**DATA IN THIS EXERCISE**.
►
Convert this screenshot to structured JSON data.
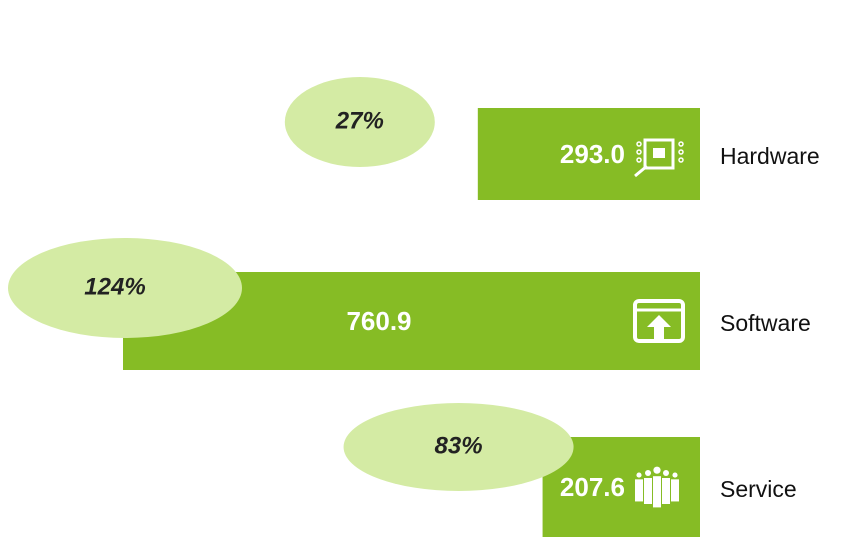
{
  "chart_data": {
    "type": "bar",
    "orientation": "horizontal",
    "categories": [
      "Hardware",
      "Software",
      "Service"
    ],
    "values": [
      293.0,
      760.9,
      207.6
    ],
    "value_labels": [
      "293.0",
      "760.9",
      "207.6"
    ],
    "color": "#86bc25",
    "growth": {
      "values": [
        27,
        124,
        83
      ],
      "value_labels": [
        "27%",
        "124%",
        "83%"
      ],
      "color": "#d4eba4"
    }
  }
}
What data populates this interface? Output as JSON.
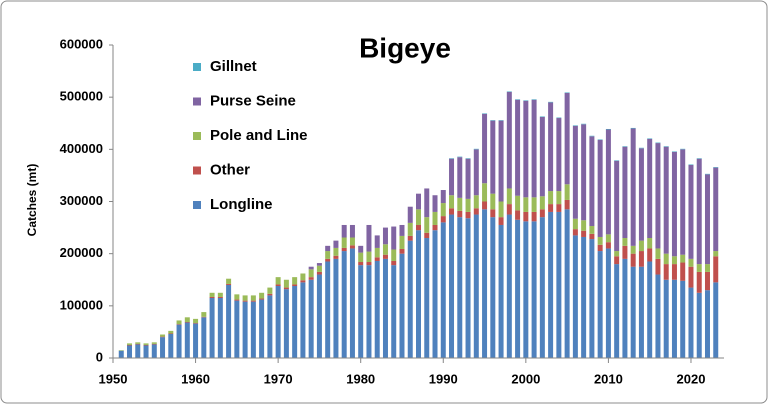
{
  "chart_data": {
    "type": "stacked_bar",
    "title": "Bigeye",
    "y_label": "Catches (mt)",
    "x": [
      1951,
      1952,
      1953,
      1954,
      1955,
      1956,
      1957,
      1958,
      1959,
      1960,
      1961,
      1962,
      1963,
      1964,
      1965,
      1966,
      1967,
      1968,
      1969,
      1970,
      1971,
      1972,
      1973,
      1974,
      1975,
      1976,
      1977,
      1978,
      1979,
      1980,
      1981,
      1982,
      1983,
      1984,
      1985,
      1986,
      1987,
      1988,
      1989,
      1990,
      1991,
      1992,
      1993,
      1994,
      1995,
      1996,
      1997,
      1998,
      1999,
      2000,
      2001,
      2002,
      2003,
      2004,
      2005,
      2006,
      2007,
      2008,
      2009,
      2010,
      2011,
      2012,
      2013,
      2014,
      2015,
      2016,
      2017,
      2018,
      2019,
      2020,
      2021,
      2022,
      2023
    ],
    "series": [
      {
        "name": "Longline",
        "color": "#4f81bd",
        "values": [
          14000,
          24000,
          26000,
          24000,
          26000,
          40000,
          46000,
          64000,
          68000,
          66000,
          78000,
          115000,
          115000,
          140000,
          110000,
          108000,
          108000,
          112000,
          120000,
          138000,
          132000,
          138000,
          145000,
          150000,
          160000,
          185000,
          190000,
          205000,
          210000,
          178000,
          178000,
          186000,
          190000,
          178000,
          200000,
          225000,
          245000,
          230000,
          245000,
          260000,
          275000,
          270000,
          268000,
          275000,
          285000,
          270000,
          255000,
          275000,
          265000,
          262000,
          262000,
          270000,
          280000,
          280000,
          285000,
          235000,
          232000,
          228000,
          205000,
          210000,
          180000,
          190000,
          175000,
          175000,
          185000,
          160000,
          150000,
          150000,
          148000,
          135000,
          125000,
          130000,
          145000
        ]
      },
      {
        "name": "Other",
        "color": "#c0504d",
        "values": [
          0,
          1000,
          1000,
          1000,
          1000,
          1000,
          1000,
          1000,
          1000,
          1000,
          1000,
          2000,
          2000,
          2000,
          2000,
          2000,
          2000,
          2000,
          3000,
          3000,
          3000,
          3000,
          4000,
          5000,
          5000,
          5000,
          6000,
          6000,
          6000,
          6000,
          6000,
          7000,
          8000,
          8000,
          9000,
          9000,
          10000,
          10000,
          10000,
          12000,
          12000,
          12000,
          12000,
          12000,
          15000,
          15000,
          15000,
          20000,
          18000,
          18000,
          18000,
          15000,
          15000,
          15000,
          18000,
          12000,
          12000,
          10000,
          12000,
          12000,
          15000,
          25000,
          25000,
          30000,
          25000,
          30000,
          30000,
          30000,
          35000,
          40000,
          40000,
          35000,
          50000
        ]
      },
      {
        "name": "Pole and Line",
        "color": "#9bbb59",
        "values": [
          1000,
          3000,
          3000,
          3000,
          3000,
          4000,
          5000,
          7000,
          9000,
          8000,
          9000,
          8000,
          8000,
          10000,
          10000,
          10000,
          10000,
          11000,
          12000,
          14000,
          15000,
          14000,
          13000,
          15000,
          12000,
          15000,
          15000,
          20000,
          15000,
          18000,
          20000,
          18000,
          20000,
          22000,
          25000,
          25000,
          30000,
          30000,
          25000,
          25000,
          25000,
          25000,
          25000,
          25000,
          35000,
          30000,
          30000,
          30000,
          28000,
          28000,
          28000,
          25000,
          25000,
          25000,
          30000,
          20000,
          20000,
          15000,
          15000,
          15000,
          10000,
          15000,
          15000,
          20000,
          20000,
          20000,
          20000,
          15000,
          15000,
          15000,
          15000,
          15000,
          10000
        ]
      },
      {
        "name": "Purse Seine",
        "color": "#8064a2",
        "values": [
          0,
          0,
          0,
          0,
          0,
          0,
          0,
          0,
          0,
          0,
          0,
          0,
          0,
          0,
          0,
          0,
          0,
          0,
          0,
          0,
          0,
          0,
          0,
          5000,
          5000,
          10000,
          14000,
          24000,
          24000,
          13000,
          51000,
          24000,
          32000,
          44000,
          21000,
          31000,
          30000,
          55000,
          32000,
          25000,
          70000,
          78000,
          77000,
          88000,
          133000,
          140000,
          155000,
          185000,
          184000,
          185000,
          187000,
          152000,
          170000,
          140000,
          175000,
          178000,
          184000,
          172000,
          186000,
          201000,
          173000,
          175000,
          225000,
          177000,
          190000,
          202000,
          205000,
          200000,
          202000,
          180000,
          202000,
          172000,
          160000
        ]
      },
      {
        "name": "Gillnet",
        "color": "#4bacc6",
        "values": [
          0,
          0,
          0,
          0,
          0,
          0,
          0,
          0,
          0,
          0,
          0,
          0,
          0,
          0,
          0,
          0,
          0,
          0,
          0,
          0,
          0,
          0,
          0,
          0,
          0,
          0,
          0,
          0,
          0,
          0,
          0,
          0,
          0,
          0,
          0,
          0,
          0,
          0,
          0,
          0,
          1000,
          1000,
          1000,
          1000,
          1000,
          1000,
          1000,
          1000,
          1000,
          1000,
          1000,
          1000,
          1000,
          1000,
          1000,
          1000,
          1000,
          1000,
          1000,
          1000,
          1000,
          1000,
          1000,
          1000,
          1000,
          1000,
          1000,
          1000,
          1000,
          1000,
          1000,
          1000,
          1000
        ]
      }
    ],
    "xlim": [
      1950,
      2024
    ],
    "xticks": [
      1950,
      1960,
      1970,
      1980,
      1990,
      2000,
      2010,
      2020
    ],
    "ylim": [
      0,
      600000
    ],
    "yticks": [
      0,
      100000,
      200000,
      300000,
      400000,
      500000,
      600000
    ],
    "grid": false,
    "legend": "upper left"
  }
}
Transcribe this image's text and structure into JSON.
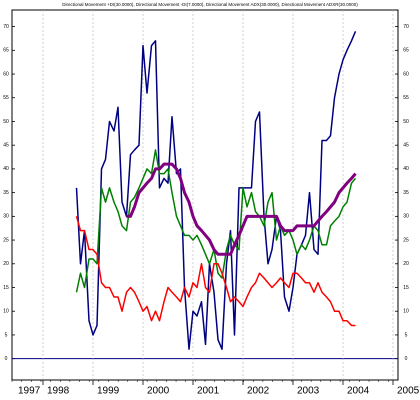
{
  "chart_data": {
    "type": "line",
    "title": "Directional Movement +DI(30.0000), Directional Movement -DI(7.0000), Directional Movement ADX(30.0000), Directional Movement ADXR(30.0000)",
    "x": [
      1998.67,
      1998.75,
      1998.83,
      1998.92,
      1999.0,
      1999.08,
      1999.17,
      1999.25,
      1999.33,
      1999.42,
      1999.5,
      1999.58,
      1999.67,
      1999.75,
      1999.83,
      1999.92,
      2000.0,
      2000.08,
      2000.17,
      2000.25,
      2000.33,
      2000.42,
      2000.5,
      2000.58,
      2000.67,
      2000.75,
      2000.83,
      2000.92,
      2001.0,
      2001.08,
      2001.17,
      2001.25,
      2001.33,
      2001.42,
      2001.5,
      2001.58,
      2001.67,
      2001.75,
      2001.83,
      2001.92,
      2002.0,
      2002.08,
      2002.17,
      2002.25,
      2002.33,
      2002.42,
      2002.5,
      2002.58,
      2002.67,
      2002.75,
      2002.83,
      2002.92,
      2003.0,
      2003.08,
      2003.17,
      2003.25,
      2003.33,
      2003.42,
      2003.5,
      2003.58,
      2003.67,
      2003.75,
      2003.83,
      2003.92,
      2004.0,
      2004.08,
      2004.17,
      2004.25
    ],
    "series": [
      {
        "name": "+DI",
        "color": "#000080",
        "width": 1.5,
        "values": [
          36,
          20,
          27,
          8,
          5,
          7,
          40,
          42,
          50,
          48,
          53,
          33,
          30,
          43,
          44,
          45,
          66,
          56,
          66,
          67,
          36,
          38,
          37,
          51,
          39,
          40,
          15,
          2,
          10,
          9,
          12,
          3,
          20,
          14,
          4,
          2,
          20,
          27,
          5,
          36,
          36,
          36,
          36,
          50,
          52,
          30,
          20,
          23,
          30,
          27,
          13,
          10,
          15,
          22,
          24,
          26,
          35,
          23,
          22,
          46,
          46,
          47,
          55,
          60,
          63,
          65,
          67,
          69
        ]
      },
      {
        "name": "-DI",
        "color": "#008000",
        "width": 1.5,
        "values": [
          14,
          18,
          15,
          21,
          21,
          20,
          36,
          33,
          36,
          33,
          31,
          28,
          27,
          33,
          34,
          36,
          38,
          40,
          39,
          44,
          39,
          39,
          40,
          35,
          30,
          28,
          26,
          26,
          25,
          26,
          24,
          22,
          20,
          23,
          18,
          17,
          23,
          26,
          24,
          23,
          36,
          32,
          35,
          31,
          30,
          28,
          33,
          35,
          25,
          28,
          26,
          27,
          25,
          22,
          24,
          23,
          25,
          28,
          27,
          24,
          24,
          28,
          29,
          30,
          32,
          33,
          37,
          38
        ]
      },
      {
        "name": "ADX",
        "color": "#ff0000",
        "width": 1.5,
        "values": [
          30,
          27,
          27,
          23,
          23,
          22,
          16,
          15,
          15,
          13,
          13,
          10,
          14,
          15,
          14,
          12,
          10,
          11,
          8,
          10,
          8,
          12,
          15,
          14,
          13,
          12,
          15,
          13,
          16,
          15,
          20,
          15,
          14,
          20,
          20,
          18,
          15,
          12,
          13,
          12,
          11,
          13,
          15,
          16,
          18,
          17,
          16,
          15,
          16,
          17,
          16,
          15,
          18,
          18,
          17,
          16,
          16,
          14,
          16,
          14,
          13,
          12,
          10,
          10,
          8,
          8,
          7,
          7
        ]
      },
      {
        "name": "ADXR",
        "color": "#800080",
        "width": 3,
        "values": [
          null,
          null,
          null,
          null,
          null,
          null,
          null,
          null,
          null,
          null,
          null,
          null,
          30,
          30,
          32,
          35,
          36,
          37,
          38,
          40,
          40,
          41,
          41,
          41,
          40,
          38,
          35,
          33,
          30,
          28,
          27,
          26,
          25,
          23,
          22,
          22,
          22,
          22,
          24,
          26,
          28,
          30,
          30,
          30,
          30,
          30,
          30,
          30,
          30,
          28,
          27,
          27,
          27,
          28,
          28,
          28,
          28,
          28,
          29,
          30,
          31,
          32,
          33,
          35,
          36,
          37,
          38,
          39
        ]
      }
    ],
    "xlim": [
      1997.38,
      2005.1
    ],
    "xticks": [
      1997,
      1998,
      1999,
      2000,
      2001,
      2002,
      2003,
      2004,
      2005
    ],
    "ylim": [
      -4.5,
      73.5
    ],
    "yticks": [
      0,
      5,
      10,
      15,
      20,
      25,
      30,
      35,
      40,
      45,
      50,
      55,
      60,
      65,
      70
    ],
    "grid": true
  }
}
◄
**DIRECTIVE**. Among the records above, how many lines carry the string "title"? Reply with the number alone.

**SOLUTION TO THE PROBLEM**. 2